• **TO DO**:
Work out the number of lines with the word "What" in the material below, then reply with that number only.

Begin DATA TO USE

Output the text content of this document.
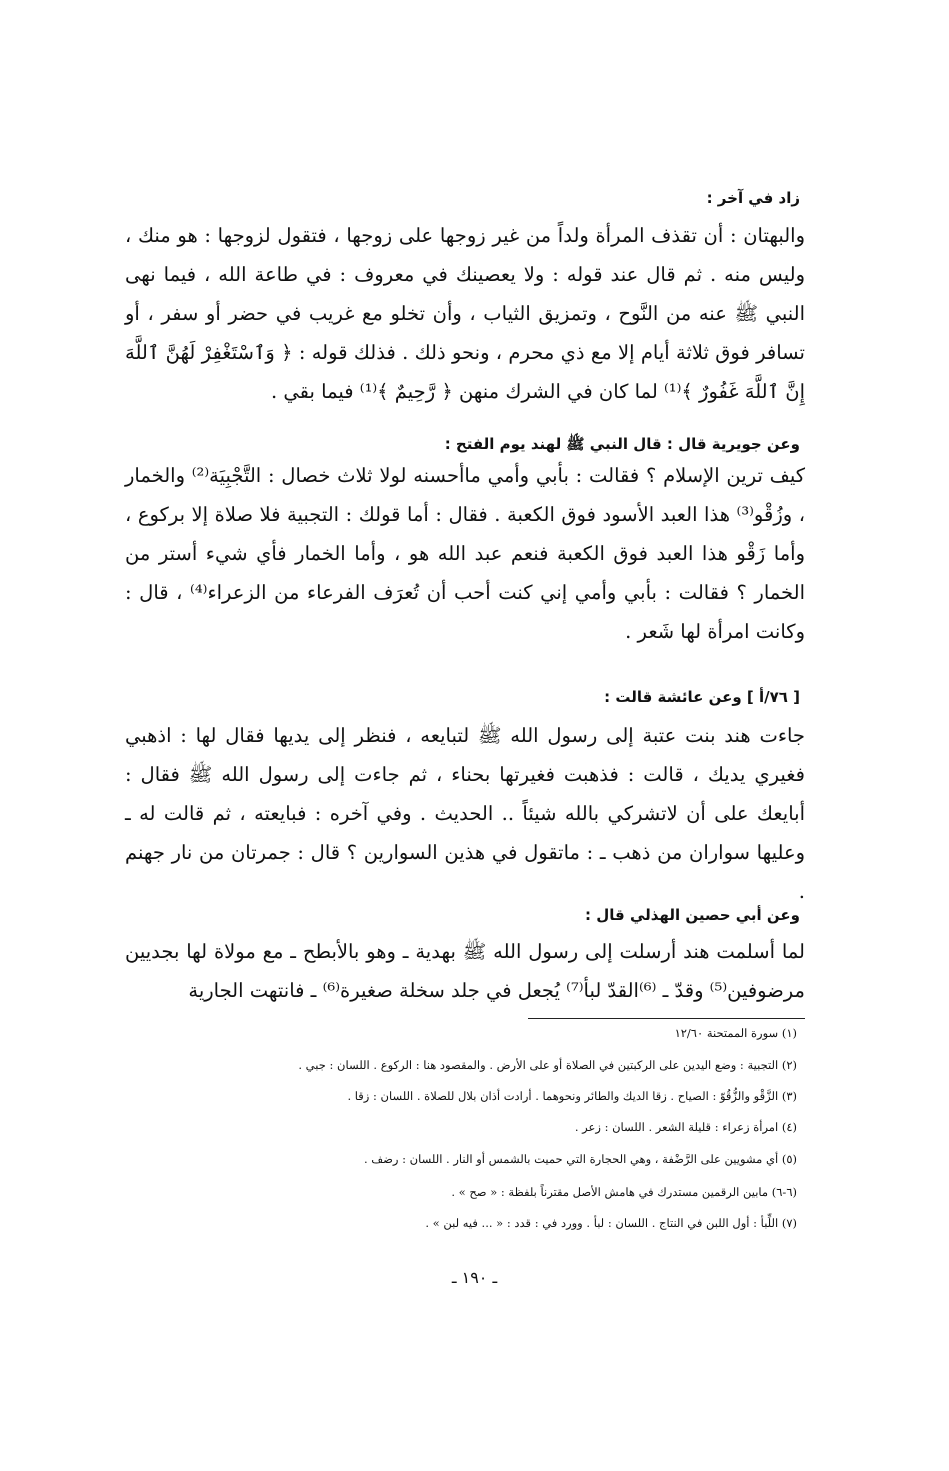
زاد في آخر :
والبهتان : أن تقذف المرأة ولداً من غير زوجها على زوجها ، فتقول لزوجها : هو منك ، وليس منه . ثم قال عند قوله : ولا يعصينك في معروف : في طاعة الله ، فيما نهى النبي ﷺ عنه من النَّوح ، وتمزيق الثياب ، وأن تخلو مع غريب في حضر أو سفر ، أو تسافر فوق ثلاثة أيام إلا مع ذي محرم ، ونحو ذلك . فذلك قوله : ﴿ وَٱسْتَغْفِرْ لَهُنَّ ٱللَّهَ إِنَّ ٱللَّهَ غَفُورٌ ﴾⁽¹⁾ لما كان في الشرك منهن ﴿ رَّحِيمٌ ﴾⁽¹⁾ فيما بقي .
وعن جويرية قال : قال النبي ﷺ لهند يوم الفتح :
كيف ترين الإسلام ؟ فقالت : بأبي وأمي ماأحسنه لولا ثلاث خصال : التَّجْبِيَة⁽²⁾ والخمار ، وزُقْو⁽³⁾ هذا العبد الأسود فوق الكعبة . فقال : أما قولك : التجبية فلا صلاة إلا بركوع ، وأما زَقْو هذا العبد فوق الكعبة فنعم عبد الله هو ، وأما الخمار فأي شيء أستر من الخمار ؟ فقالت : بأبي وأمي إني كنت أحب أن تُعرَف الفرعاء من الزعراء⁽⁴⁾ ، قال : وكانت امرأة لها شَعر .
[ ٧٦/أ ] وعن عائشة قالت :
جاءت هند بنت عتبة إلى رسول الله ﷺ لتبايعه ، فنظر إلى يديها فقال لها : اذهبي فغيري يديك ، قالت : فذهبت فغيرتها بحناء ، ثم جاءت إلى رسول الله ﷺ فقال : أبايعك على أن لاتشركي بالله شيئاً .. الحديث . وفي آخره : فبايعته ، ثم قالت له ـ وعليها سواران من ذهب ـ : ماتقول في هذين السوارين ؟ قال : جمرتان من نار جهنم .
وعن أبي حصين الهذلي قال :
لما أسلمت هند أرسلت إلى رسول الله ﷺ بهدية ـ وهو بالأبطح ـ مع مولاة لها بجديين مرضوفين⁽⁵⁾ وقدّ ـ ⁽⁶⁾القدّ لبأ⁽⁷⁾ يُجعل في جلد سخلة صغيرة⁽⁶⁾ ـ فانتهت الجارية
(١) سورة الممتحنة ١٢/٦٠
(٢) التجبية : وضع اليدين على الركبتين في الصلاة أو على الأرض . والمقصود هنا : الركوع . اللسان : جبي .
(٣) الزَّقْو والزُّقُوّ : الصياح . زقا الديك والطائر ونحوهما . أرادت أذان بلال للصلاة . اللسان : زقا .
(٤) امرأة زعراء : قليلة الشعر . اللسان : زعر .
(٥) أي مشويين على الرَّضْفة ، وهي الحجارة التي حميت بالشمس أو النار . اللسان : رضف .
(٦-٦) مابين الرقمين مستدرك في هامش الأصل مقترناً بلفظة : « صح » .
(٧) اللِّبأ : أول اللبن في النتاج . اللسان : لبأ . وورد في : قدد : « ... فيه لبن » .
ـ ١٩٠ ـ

End DATA TO USE
Begin DATA TO USE

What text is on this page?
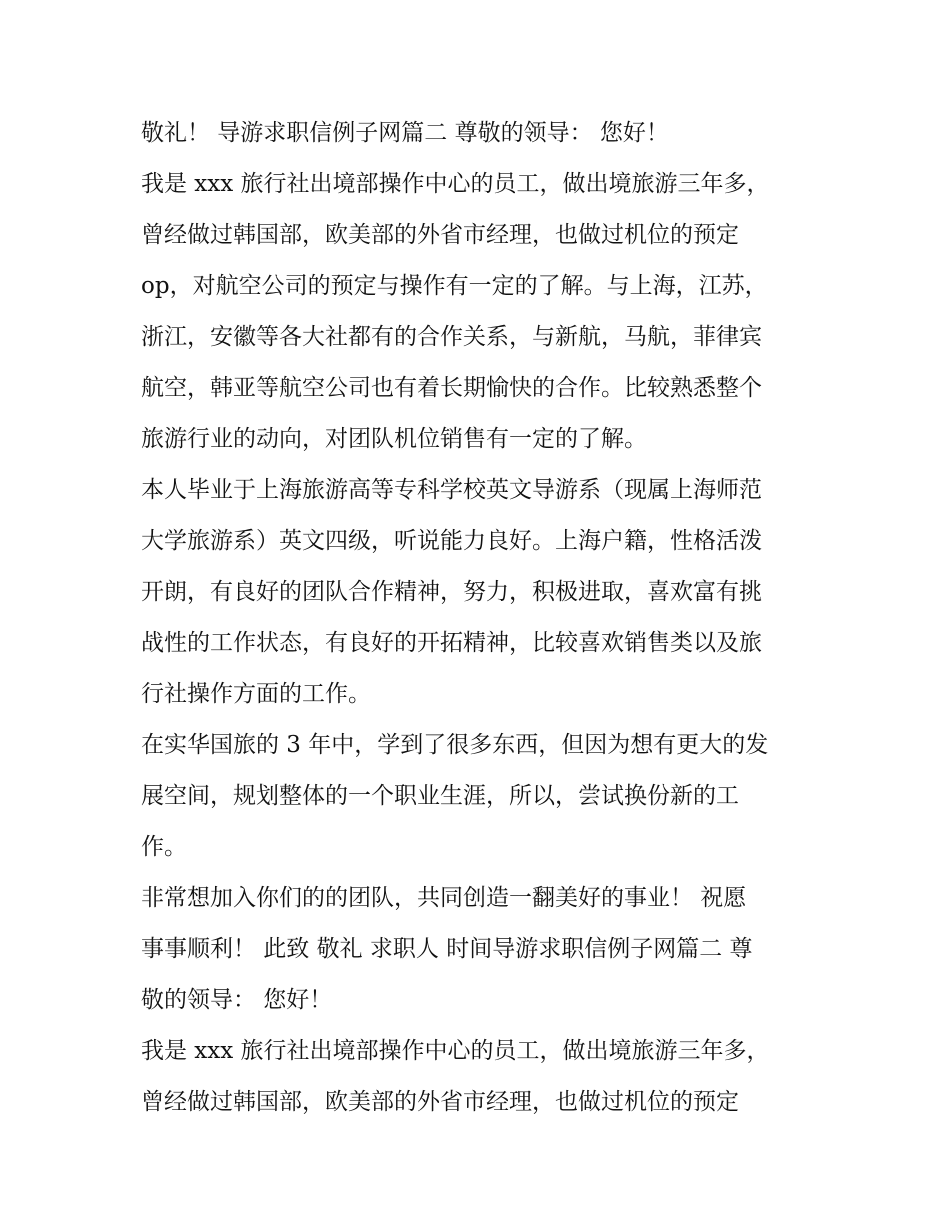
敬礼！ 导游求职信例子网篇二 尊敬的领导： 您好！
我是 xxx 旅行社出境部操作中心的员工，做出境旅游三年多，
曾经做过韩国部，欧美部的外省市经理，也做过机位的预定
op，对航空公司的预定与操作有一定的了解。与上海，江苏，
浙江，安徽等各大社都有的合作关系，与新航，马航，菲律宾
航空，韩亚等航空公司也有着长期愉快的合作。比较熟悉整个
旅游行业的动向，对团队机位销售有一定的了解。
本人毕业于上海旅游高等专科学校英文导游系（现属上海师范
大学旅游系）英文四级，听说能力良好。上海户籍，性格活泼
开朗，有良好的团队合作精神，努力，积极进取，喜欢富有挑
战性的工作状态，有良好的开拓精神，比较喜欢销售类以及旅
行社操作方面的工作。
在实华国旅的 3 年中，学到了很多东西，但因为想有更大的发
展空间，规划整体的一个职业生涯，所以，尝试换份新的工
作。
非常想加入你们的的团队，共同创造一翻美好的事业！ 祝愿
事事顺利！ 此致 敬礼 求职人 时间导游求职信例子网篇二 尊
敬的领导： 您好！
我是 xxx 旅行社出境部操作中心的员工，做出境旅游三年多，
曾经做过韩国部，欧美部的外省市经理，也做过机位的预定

End DATA TO USE
Begin DATA TO USE

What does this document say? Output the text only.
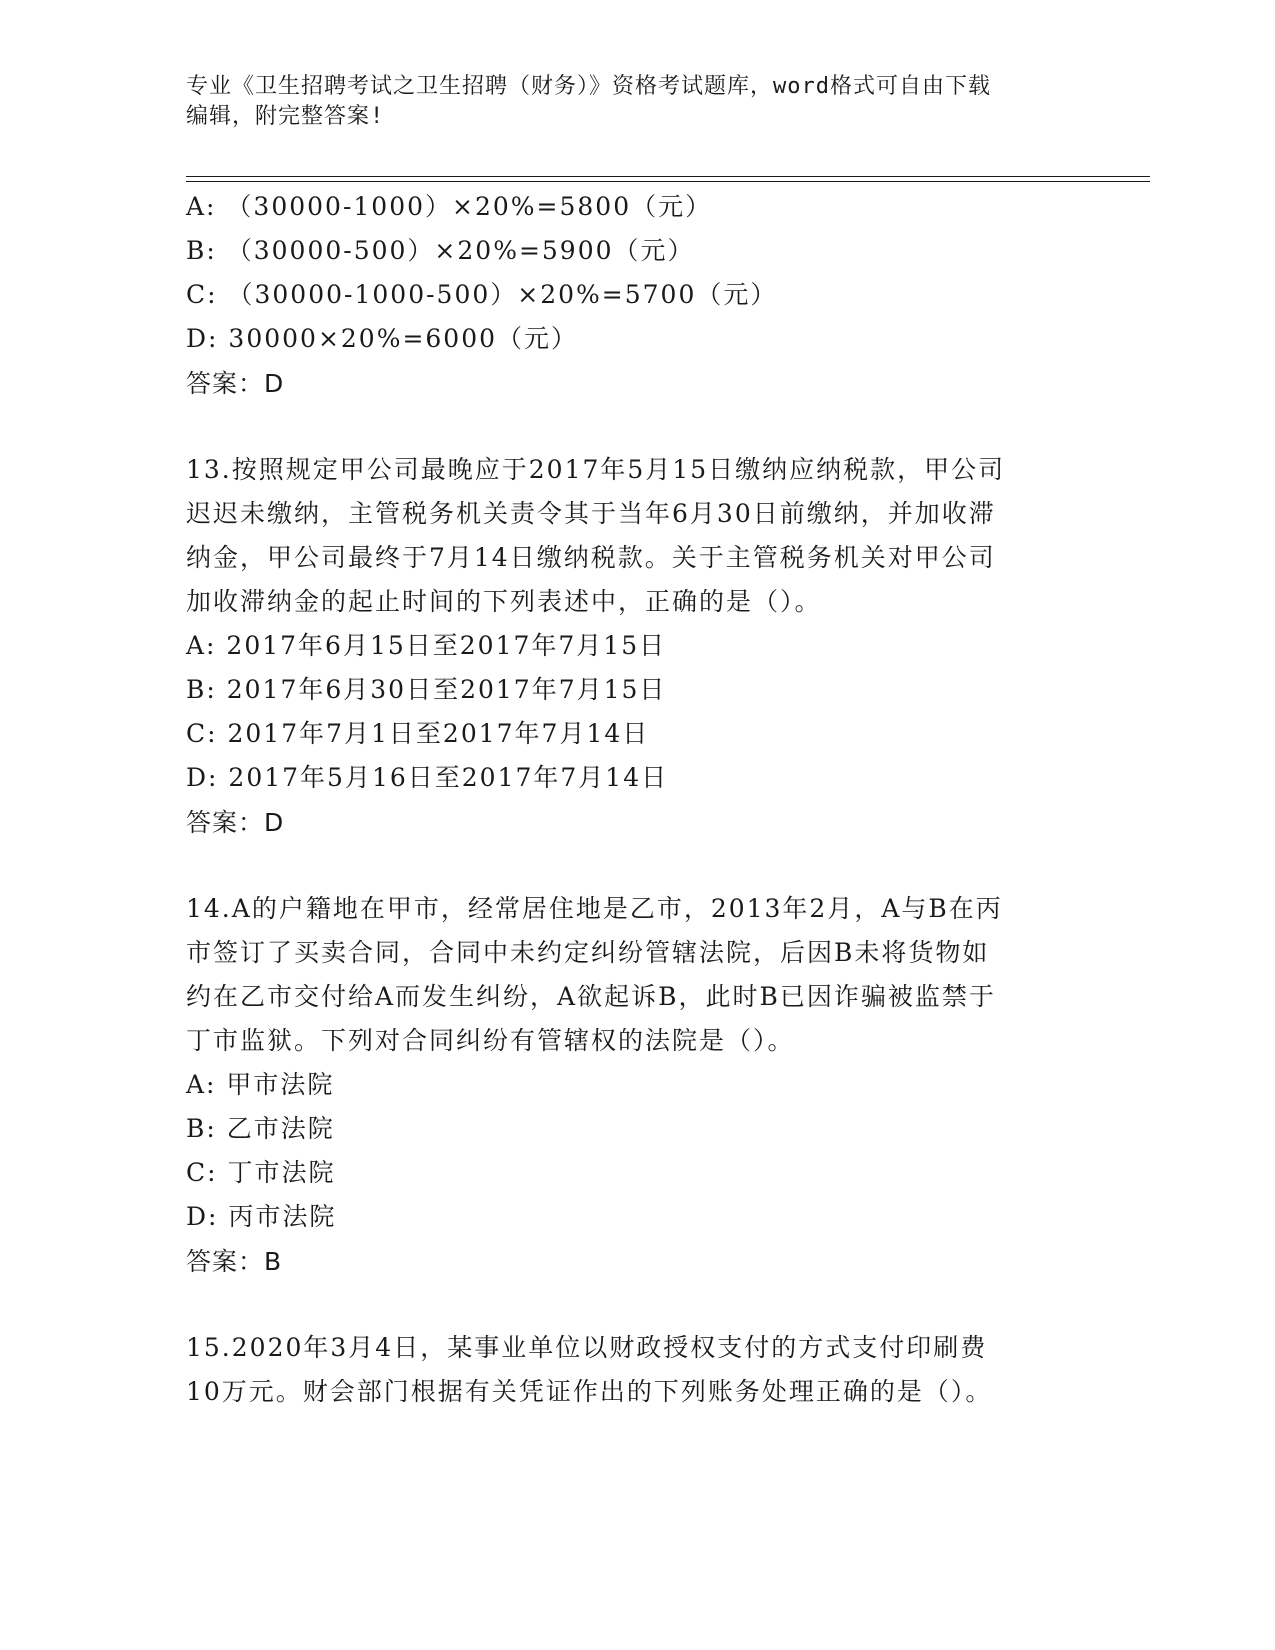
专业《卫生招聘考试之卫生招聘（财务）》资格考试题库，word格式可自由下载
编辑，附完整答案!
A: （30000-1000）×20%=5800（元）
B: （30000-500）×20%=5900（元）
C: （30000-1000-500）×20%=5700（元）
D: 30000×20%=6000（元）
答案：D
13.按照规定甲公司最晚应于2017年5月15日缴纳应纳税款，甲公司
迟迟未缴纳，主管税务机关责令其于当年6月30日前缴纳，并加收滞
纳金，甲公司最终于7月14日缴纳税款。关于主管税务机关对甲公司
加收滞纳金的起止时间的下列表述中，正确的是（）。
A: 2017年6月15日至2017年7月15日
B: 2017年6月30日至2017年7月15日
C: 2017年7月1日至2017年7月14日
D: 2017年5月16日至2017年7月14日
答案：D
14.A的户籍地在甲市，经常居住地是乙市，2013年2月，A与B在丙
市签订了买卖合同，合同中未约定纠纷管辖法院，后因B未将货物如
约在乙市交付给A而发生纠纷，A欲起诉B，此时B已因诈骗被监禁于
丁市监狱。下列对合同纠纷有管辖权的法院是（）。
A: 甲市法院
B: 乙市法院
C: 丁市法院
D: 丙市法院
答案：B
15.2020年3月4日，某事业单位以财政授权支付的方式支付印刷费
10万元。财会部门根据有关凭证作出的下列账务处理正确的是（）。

End DATA TO USE

• **TASK RESULT**:
2